- [THE TASK] Quote every line of the records below word for word, leaving nothing out and changing nothing.

Element box records:

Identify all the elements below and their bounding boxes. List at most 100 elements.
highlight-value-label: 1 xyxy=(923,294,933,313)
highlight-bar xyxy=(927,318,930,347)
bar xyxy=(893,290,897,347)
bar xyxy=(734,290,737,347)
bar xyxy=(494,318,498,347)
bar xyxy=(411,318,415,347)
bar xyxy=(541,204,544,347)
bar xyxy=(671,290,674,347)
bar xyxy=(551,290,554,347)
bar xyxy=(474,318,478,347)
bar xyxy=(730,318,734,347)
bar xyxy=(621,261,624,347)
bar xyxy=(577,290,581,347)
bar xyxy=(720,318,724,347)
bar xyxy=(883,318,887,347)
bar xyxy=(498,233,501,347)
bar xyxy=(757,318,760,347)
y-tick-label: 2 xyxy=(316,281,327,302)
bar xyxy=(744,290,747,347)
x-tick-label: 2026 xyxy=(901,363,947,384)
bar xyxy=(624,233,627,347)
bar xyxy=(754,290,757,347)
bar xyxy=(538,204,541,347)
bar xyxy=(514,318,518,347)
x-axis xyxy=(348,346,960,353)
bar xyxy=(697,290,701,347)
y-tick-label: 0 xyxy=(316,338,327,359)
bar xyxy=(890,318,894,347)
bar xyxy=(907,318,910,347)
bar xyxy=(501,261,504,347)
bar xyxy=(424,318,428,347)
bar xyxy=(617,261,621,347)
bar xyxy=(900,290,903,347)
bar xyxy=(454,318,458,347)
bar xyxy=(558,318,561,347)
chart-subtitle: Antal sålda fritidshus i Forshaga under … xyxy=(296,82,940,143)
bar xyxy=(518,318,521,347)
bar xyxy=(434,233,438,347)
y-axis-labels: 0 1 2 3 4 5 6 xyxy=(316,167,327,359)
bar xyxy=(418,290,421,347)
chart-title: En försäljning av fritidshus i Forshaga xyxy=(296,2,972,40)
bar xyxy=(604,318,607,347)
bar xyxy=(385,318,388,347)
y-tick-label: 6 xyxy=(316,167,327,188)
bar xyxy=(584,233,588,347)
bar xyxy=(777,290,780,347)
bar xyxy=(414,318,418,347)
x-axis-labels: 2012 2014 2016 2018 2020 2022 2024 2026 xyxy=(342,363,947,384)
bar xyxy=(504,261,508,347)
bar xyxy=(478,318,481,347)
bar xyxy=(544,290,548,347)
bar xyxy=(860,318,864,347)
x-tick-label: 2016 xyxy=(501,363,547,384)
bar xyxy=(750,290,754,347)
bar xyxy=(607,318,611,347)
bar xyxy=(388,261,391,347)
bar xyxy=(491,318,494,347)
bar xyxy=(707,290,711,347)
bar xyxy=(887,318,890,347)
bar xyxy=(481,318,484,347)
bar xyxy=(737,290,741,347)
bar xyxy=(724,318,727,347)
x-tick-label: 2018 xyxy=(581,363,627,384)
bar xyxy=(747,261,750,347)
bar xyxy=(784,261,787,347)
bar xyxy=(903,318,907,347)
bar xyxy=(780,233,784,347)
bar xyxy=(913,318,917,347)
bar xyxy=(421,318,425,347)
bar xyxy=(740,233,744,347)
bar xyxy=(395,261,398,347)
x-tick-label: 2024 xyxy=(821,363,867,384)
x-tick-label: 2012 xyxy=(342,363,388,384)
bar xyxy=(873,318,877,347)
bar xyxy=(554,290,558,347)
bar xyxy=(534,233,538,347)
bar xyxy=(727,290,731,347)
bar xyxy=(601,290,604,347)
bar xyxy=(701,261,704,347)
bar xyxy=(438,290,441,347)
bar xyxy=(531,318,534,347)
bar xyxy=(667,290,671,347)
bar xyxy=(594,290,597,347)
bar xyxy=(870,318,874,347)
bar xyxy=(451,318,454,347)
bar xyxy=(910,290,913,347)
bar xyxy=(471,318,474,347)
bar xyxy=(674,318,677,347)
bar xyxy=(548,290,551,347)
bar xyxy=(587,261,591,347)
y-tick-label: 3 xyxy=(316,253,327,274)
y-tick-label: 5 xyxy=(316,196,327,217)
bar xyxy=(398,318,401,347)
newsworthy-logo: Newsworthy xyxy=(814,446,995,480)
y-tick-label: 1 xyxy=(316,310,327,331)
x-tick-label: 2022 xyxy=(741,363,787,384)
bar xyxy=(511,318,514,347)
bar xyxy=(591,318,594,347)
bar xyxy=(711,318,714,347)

- [RESULT OF THIS TASK]
Identify all the elements below and their bounding boxes. List at most 100 elements.
highlight-value-label: 1 xyxy=(923,294,933,313)
highlight-bar xyxy=(927,318,930,347)
bar xyxy=(893,290,897,347)
bar xyxy=(734,290,737,347)
bar xyxy=(494,318,498,347)
bar xyxy=(411,318,415,347)
bar xyxy=(541,204,544,347)
bar xyxy=(671,290,674,347)
bar xyxy=(551,290,554,347)
bar xyxy=(474,318,478,347)
bar xyxy=(730,318,734,347)
bar xyxy=(621,261,624,347)
bar xyxy=(577,290,581,347)
bar xyxy=(720,318,724,347)
bar xyxy=(883,318,887,347)
bar xyxy=(498,233,501,347)
bar xyxy=(757,318,760,347)
y-tick-label: 2 xyxy=(316,281,327,302)
bar xyxy=(744,290,747,347)
x-tick-label: 2026 xyxy=(901,363,947,384)
bar xyxy=(624,233,627,347)
bar xyxy=(754,290,757,347)
bar xyxy=(538,204,541,347)
bar xyxy=(514,318,518,347)
x-axis xyxy=(348,346,960,353)
bar xyxy=(697,290,701,347)
y-tick-label: 0 xyxy=(316,338,327,359)
bar xyxy=(890,318,894,347)
bar xyxy=(907,318,910,347)
bar xyxy=(501,261,504,347)
bar xyxy=(424,318,428,347)
bar xyxy=(617,261,621,347)
bar xyxy=(900,290,903,347)
bar xyxy=(454,318,458,347)
bar xyxy=(558,318,561,347)
chart-subtitle: Antal sålda fritidshus i Forshaga under … xyxy=(296,82,940,143)
bar xyxy=(518,318,521,347)
bar xyxy=(434,233,438,347)
y-axis-labels: 0 1 2 3 4 5 6 xyxy=(316,167,327,359)
bar xyxy=(418,290,421,347)
chart-title: En försäljning av fritidshus i Forshaga xyxy=(296,2,972,40)
bar xyxy=(604,318,607,347)
bar xyxy=(385,318,388,347)
y-tick-label: 6 xyxy=(316,167,327,188)
bar xyxy=(584,233,588,347)
bar xyxy=(777,290,780,347)
bar xyxy=(414,318,418,347)
x-axis-labels: 2012 2014 2016 2018 2020 2022 2024 2026 xyxy=(342,363,947,384)
bar xyxy=(504,261,508,347)
bar xyxy=(478,318,481,347)
bar xyxy=(544,290,548,347)
bar xyxy=(860,318,864,347)
x-tick-label: 2016 xyxy=(501,363,547,384)
bar xyxy=(750,290,754,347)
bar xyxy=(607,318,611,347)
bar xyxy=(388,261,391,347)
bar xyxy=(491,318,494,347)
bar xyxy=(707,290,711,347)
bar xyxy=(887,318,890,347)
bar xyxy=(481,318,484,347)
bar xyxy=(737,290,741,347)
bar xyxy=(724,318,727,347)
x-tick-label: 2018 xyxy=(581,363,627,384)
bar xyxy=(747,261,750,347)
bar xyxy=(784,261,787,347)
bar xyxy=(903,318,907,347)
bar xyxy=(780,233,784,347)
bar xyxy=(913,318,917,347)
bar xyxy=(421,318,425,347)
bar xyxy=(740,233,744,347)
bar xyxy=(395,261,398,347)
x-tick-label: 2024 xyxy=(821,363,867,384)
x-tick-label: 2012 xyxy=(342,363,388,384)
bar xyxy=(873,318,877,347)
bar xyxy=(554,290,558,347)
bar xyxy=(534,233,538,347)
bar xyxy=(727,290,731,347)
bar xyxy=(601,290,604,347)
bar xyxy=(701,261,704,347)
bar xyxy=(438,290,441,347)
bar xyxy=(531,318,534,347)
bar xyxy=(667,290,671,347)
bar xyxy=(594,290,597,347)
bar xyxy=(870,318,874,347)
bar xyxy=(451,318,454,347)
bar xyxy=(910,290,913,347)
bar xyxy=(471,318,474,347)
bar xyxy=(674,318,677,347)
bar xyxy=(548,290,551,347)
bar xyxy=(587,261,591,347)
y-tick-label: 3 xyxy=(316,253,327,274)
y-tick-label: 5 xyxy=(316,196,327,217)
bar xyxy=(398,318,401,347)
newsworthy-logo: Newsworthy xyxy=(814,446,995,480)
y-tick-label: 1 xyxy=(316,310,327,331)
x-tick-label: 2022 xyxy=(741,363,787,384)
bar xyxy=(511,318,514,347)
bar xyxy=(591,318,594,347)
bar xyxy=(711,318,714,347)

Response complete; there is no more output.